■ Direction:
Write out only the lines running from the one that contains "Give me a plain-text" to the end of the material, both ends included.

■ Records for processing:
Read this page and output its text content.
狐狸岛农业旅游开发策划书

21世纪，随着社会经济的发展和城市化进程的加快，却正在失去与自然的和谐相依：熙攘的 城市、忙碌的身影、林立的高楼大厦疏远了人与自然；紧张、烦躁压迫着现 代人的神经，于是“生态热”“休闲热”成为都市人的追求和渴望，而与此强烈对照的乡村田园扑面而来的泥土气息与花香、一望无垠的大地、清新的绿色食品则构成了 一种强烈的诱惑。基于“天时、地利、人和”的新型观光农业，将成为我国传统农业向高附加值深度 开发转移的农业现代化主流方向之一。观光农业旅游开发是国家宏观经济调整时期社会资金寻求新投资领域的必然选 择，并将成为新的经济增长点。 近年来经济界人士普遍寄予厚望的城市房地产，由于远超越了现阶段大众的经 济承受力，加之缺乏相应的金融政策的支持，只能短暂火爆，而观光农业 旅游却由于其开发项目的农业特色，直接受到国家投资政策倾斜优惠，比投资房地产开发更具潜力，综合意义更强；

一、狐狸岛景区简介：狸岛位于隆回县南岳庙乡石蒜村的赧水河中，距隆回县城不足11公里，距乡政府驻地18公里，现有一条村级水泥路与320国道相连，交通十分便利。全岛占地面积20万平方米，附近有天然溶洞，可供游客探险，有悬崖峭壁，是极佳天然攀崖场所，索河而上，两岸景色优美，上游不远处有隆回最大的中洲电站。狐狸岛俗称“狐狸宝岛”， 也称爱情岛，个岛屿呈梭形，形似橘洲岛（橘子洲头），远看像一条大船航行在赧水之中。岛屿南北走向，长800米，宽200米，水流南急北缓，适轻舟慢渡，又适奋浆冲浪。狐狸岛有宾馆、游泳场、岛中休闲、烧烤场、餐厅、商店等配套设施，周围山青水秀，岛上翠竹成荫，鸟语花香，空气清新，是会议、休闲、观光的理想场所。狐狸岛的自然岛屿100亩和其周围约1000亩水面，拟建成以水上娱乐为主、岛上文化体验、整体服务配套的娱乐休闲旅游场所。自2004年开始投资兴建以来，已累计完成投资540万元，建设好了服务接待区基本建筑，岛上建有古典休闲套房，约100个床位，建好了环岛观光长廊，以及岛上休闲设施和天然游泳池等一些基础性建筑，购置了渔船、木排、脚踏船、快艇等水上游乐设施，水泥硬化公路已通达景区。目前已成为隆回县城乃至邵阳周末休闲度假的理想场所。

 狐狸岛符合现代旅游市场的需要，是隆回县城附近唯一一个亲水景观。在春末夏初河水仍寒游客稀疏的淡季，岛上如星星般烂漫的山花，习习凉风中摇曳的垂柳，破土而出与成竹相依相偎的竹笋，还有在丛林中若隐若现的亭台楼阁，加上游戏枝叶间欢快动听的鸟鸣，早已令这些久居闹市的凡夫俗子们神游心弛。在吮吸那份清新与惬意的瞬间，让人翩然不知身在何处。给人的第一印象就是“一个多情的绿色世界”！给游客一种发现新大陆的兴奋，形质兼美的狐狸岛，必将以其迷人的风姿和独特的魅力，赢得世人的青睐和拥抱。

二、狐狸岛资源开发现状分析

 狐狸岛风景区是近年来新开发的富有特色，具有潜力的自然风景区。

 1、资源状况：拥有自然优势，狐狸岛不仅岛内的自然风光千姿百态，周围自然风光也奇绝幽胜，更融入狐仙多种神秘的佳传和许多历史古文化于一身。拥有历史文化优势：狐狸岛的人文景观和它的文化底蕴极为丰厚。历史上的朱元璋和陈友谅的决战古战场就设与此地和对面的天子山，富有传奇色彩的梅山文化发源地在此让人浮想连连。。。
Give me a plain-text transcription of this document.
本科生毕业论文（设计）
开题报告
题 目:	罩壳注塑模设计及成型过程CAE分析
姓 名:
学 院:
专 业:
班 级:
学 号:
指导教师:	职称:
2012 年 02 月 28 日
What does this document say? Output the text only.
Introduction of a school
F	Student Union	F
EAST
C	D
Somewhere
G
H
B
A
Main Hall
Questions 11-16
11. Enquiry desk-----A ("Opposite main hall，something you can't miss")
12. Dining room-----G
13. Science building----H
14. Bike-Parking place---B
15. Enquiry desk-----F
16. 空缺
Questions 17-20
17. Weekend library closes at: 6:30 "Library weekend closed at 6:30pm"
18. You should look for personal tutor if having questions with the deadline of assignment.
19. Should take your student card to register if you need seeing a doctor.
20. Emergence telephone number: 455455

■ Result of the task:
Give me a plain-text transcription of this document.
本科生毕业论文（设计）
开题报告
题 目:	罩壳注塑模设计及成型过程CAE分析
姓 名:
学 院:
专 业:
班 级:
学 号:
指导教师:	职称:
2012 年 02 月 28 日
What does this document say? Output the text only.
Introduction of a school
F	Student Union	F
EAST
C	D
Somewhere
G
H
B
A
Main Hall
Questions 11-16
11. Enquiry desk-----A ("Opposite main hall，something you can't miss")
12. Dining room-----G
13. Science building----H
14. Bike-Parking place---B
15. Enquiry desk-----F
16. 空缺
Questions 17-20
17. Weekend library closes at: 6:30 "Library weekend closed at 6:30pm"
18. You should look for personal tutor if having questions with the deadline of assignment.
19. Should take your student card to register if you need seeing a doctor.
20. Emergence telephone number: 455455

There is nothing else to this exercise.